__Exercise goal__: From the Python functions notebook below, set down word for word the passage that begins at the words "## Keyword Arguments" and stops after the words "anonymous, did you have a nice lunch break?".

──────── Extract to read ────────

Available cell magics:
%%!  %%HTML  %%R  %%SVG  %%bash  %%bigquery  %%capture  %%debug  

# Custom Functions

## Definition & Invokation

In [33]:
def greet():
  print('Welcome back, did you have a nice break?')
  #return None

In [34]:
greet()

Welcome back, did you have a nice break?


In [35]:
message = greet()
print("Message: ", message, ".")

Welcome back, did you have a nice break?
Message:  None .


In [36]:
def greet():
  return 'Welcome back, did you have a nice break?'

In [37]:
message = greet()
print("Message: ", message, ".")

Message:  Welcome back, did you have a nice break? .


## Positional Arguments

In [38]:
def personal_greet(name):
  print(f'Welcome back {name}, did you have a nice break?')

In [39]:
personal_greet('Mary')
personal_greet('John')

Welcome back Mary, did you have a nice break?
Welcome back John, did you have a nice break?


In [40]:
def personal_greet(name, break_type):
  print(f'Welcome back {name}, did you have a nice {break_type} break?')

In [41]:
personal_greet('Mary' ,'coffee')
personal_greet('John', 'lunch')
#personal_greet('John')

Welcome back Mary, did you have a nice coffee break?
Welcome back John, did you have a nice lunch break?


## Default Arguments

In [42]:
def personal_greet(name, break_type='coffee'):
  print(f'Welcome back {name}, did you have a nice {break_type} break?')

In [43]:
personal_greet('Mary' ,'coffee')
personal_greet('John', 'lunch')
personal_greet('John')
personal_greet('lunch')

Welcome back Mary, did you have a nice coffee break?
Welcome back John, did you have a nice lunch break?
Welcome back John, did you have a nice coffee break?
Welcome back lunch, did you have a nice coffee break?


In [44]:
def personal_greet(name='anonymous', break_type='coffee'):
  print(f'Welcome back {name}, did you have a nice {break_type} break?')

In [45]:
personal_greet('Mary' ,'coffee')
personal_greet('John', 'lunch')
personal_greet('John')
personal_greet()

Welcome back Mary, did you have a nice coffee break?
Welcome back John, did you have a nice lunch break?
Welcome back John, did you have a nice coffee break?
Welcome back anonymous, did you have a nice coffee break?


## Keyword Arguments

In [46]:
personal_greet(break_type='lunch')
personal_greet(break_type='lunch', name='Bob')
#personal_greet(,'lunch')

Welcome back anonymous, did you have a nice lunch break?

──────── Data extract ────────

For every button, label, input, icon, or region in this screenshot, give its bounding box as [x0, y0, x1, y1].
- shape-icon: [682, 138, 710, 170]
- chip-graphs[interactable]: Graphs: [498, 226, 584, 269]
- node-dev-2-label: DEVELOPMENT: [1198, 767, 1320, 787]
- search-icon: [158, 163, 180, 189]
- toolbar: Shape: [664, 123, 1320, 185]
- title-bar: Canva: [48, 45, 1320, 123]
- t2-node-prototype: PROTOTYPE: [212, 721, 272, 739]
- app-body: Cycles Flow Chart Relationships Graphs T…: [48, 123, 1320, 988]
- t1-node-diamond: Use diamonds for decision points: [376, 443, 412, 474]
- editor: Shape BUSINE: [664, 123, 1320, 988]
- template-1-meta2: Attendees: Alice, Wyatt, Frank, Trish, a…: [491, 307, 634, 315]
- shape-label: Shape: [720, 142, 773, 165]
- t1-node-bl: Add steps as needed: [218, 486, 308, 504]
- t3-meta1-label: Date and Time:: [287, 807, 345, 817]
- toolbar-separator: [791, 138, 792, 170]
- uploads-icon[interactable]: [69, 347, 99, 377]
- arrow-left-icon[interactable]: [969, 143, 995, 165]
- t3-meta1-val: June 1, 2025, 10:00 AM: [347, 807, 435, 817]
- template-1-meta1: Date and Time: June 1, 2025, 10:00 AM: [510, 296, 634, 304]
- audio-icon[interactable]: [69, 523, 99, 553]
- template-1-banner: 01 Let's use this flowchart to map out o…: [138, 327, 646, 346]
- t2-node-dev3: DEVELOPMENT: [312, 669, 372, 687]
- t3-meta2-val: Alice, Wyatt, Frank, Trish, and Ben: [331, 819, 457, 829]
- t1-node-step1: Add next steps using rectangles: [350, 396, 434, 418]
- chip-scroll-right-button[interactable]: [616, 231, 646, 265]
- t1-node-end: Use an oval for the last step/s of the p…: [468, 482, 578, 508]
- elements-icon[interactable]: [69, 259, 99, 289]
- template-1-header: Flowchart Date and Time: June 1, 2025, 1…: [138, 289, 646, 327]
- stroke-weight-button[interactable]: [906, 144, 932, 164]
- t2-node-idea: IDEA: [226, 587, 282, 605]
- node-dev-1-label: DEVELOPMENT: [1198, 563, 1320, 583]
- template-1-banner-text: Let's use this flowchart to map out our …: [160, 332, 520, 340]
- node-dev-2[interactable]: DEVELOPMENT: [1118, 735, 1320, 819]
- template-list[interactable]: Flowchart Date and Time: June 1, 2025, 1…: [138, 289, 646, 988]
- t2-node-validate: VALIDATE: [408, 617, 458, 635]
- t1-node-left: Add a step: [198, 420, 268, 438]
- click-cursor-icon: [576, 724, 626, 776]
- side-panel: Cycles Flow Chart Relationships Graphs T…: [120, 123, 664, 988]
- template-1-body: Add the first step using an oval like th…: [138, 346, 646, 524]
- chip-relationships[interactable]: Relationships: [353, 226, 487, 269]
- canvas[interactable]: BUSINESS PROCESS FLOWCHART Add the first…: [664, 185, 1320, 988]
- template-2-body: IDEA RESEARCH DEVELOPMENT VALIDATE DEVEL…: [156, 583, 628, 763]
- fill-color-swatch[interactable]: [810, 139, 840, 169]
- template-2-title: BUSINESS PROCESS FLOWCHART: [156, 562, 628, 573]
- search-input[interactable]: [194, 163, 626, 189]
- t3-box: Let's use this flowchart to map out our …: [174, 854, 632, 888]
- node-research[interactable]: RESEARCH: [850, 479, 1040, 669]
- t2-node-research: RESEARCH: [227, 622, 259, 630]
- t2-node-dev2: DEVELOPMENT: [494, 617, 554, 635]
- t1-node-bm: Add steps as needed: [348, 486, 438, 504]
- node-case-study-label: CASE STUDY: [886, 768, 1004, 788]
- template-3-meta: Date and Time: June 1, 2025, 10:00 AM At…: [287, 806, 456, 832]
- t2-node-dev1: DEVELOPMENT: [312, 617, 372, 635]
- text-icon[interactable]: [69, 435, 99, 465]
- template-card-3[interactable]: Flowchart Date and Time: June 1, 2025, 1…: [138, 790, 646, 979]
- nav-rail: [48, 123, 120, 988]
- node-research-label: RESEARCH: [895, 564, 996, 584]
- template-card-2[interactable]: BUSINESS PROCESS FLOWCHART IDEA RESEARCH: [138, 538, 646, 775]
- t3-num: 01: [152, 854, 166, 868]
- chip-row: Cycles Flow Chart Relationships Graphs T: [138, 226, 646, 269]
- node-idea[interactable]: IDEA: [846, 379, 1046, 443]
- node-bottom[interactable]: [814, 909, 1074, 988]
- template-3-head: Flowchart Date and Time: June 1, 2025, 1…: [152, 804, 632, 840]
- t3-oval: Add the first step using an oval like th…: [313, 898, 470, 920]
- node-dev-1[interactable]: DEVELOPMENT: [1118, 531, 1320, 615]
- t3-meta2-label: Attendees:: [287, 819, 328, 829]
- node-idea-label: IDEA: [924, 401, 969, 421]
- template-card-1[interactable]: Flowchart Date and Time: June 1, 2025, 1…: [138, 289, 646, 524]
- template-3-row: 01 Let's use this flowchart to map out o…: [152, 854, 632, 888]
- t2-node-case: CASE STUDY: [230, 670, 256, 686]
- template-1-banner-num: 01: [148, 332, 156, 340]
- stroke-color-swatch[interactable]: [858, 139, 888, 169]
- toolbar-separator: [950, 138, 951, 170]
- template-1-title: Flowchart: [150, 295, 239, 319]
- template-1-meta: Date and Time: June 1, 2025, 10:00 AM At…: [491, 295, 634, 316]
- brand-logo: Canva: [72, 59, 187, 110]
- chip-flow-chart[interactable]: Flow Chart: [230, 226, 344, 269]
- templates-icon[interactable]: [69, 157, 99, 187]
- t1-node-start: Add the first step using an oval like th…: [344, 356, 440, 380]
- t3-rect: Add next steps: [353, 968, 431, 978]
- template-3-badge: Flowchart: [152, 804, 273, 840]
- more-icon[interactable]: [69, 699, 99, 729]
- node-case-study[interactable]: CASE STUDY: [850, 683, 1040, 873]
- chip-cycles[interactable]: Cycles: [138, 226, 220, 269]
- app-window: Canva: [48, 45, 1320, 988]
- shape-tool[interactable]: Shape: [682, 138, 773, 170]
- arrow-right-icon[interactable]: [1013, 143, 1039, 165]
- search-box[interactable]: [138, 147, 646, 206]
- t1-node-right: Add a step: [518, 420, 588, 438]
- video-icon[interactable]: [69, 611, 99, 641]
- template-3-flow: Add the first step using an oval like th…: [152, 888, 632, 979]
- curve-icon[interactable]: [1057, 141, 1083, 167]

────────

__Output for this task__:
## Keyword Arguments

In [46]:
personal_greet(break_type='lunch')
personal_greet(break_type='lunch', name='Bob')
#personal_greet(,'lunch')

Welcome back anonymous, did you have a nice lunch break?